▶ _Stated task_
Copy out all lines that hold "marks".

▶ _Source records_

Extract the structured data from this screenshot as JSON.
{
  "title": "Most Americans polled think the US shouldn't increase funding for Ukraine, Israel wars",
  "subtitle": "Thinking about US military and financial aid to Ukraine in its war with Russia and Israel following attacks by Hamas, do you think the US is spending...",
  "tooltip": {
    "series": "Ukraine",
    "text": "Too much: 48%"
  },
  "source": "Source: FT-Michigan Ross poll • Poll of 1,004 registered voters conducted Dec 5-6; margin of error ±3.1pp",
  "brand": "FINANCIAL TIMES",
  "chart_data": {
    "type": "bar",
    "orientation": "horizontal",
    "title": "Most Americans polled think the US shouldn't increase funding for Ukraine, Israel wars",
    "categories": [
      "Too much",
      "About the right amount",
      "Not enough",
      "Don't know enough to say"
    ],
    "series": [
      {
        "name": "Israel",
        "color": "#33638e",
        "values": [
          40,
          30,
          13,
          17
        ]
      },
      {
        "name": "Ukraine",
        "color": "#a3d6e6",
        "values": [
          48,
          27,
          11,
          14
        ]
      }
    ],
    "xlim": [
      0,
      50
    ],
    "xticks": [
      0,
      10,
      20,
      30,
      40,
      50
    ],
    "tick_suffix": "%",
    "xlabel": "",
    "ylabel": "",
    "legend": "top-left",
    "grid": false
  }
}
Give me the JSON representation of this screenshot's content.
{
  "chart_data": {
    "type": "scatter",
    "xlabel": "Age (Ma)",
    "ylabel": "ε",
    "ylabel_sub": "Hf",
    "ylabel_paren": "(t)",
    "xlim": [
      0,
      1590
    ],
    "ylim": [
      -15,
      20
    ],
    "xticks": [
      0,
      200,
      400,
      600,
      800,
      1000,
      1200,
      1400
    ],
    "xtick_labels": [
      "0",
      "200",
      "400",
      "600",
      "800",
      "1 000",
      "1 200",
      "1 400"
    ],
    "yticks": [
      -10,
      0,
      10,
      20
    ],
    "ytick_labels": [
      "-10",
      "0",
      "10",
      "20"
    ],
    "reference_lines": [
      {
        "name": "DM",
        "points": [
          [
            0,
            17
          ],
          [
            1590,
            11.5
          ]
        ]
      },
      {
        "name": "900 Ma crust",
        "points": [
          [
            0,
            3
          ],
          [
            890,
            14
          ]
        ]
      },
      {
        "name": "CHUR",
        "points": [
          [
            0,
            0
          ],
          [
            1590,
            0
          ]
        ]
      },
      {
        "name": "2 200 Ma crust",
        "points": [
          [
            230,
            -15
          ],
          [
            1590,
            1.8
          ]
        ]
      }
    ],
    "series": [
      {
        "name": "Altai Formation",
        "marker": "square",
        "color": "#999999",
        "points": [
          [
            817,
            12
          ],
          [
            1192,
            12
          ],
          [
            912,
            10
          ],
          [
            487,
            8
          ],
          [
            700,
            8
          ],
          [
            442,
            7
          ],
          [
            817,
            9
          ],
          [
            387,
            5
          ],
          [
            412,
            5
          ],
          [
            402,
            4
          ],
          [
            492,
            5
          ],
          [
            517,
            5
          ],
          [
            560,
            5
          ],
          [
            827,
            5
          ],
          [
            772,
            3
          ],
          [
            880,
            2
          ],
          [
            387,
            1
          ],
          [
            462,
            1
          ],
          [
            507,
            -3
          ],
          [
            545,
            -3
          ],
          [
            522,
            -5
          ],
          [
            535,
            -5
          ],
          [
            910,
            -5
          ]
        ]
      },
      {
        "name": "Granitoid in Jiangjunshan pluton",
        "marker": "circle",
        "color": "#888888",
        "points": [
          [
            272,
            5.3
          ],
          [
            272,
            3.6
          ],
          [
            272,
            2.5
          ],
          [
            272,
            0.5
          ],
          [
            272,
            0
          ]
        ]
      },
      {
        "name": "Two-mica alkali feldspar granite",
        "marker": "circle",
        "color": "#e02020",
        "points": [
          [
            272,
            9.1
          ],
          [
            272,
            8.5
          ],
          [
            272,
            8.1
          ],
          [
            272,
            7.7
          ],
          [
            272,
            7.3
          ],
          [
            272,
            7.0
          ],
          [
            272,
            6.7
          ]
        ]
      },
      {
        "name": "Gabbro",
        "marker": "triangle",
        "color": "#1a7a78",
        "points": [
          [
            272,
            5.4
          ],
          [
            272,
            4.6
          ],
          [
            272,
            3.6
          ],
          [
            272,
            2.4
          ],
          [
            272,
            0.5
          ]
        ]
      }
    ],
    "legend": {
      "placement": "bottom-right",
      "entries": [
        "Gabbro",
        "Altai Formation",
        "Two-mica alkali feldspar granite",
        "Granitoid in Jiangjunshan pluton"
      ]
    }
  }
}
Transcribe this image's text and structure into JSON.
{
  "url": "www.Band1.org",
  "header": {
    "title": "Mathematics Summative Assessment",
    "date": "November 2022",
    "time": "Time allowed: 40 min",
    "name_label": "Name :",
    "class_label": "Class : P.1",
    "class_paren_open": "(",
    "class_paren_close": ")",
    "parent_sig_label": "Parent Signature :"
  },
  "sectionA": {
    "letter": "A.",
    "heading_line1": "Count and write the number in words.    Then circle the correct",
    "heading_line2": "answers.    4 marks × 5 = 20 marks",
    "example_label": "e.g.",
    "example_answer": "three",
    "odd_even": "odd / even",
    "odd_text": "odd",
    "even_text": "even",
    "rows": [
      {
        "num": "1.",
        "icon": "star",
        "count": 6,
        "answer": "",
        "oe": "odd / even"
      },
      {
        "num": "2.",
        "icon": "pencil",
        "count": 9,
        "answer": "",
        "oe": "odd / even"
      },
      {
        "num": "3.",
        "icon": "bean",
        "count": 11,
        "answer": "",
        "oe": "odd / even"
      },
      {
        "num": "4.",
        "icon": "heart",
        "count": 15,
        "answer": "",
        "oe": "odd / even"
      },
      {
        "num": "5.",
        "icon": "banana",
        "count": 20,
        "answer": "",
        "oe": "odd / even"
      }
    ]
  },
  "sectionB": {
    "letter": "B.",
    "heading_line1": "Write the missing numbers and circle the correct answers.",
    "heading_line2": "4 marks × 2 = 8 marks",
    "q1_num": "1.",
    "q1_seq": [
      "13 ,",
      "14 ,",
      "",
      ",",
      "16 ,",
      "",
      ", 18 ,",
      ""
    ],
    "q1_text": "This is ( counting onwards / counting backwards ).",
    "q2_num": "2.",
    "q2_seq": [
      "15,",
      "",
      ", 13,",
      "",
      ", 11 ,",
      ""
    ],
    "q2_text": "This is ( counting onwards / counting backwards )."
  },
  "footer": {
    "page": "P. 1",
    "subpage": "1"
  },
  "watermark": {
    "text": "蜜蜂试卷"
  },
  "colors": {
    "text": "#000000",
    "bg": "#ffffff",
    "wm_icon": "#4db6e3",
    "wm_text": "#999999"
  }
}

▶ _Complete answer_
    "heading_line2": "answers.    4 marks × 5 = 20 marks",
    "heading_line2": "4 marks × 2 = 8 marks",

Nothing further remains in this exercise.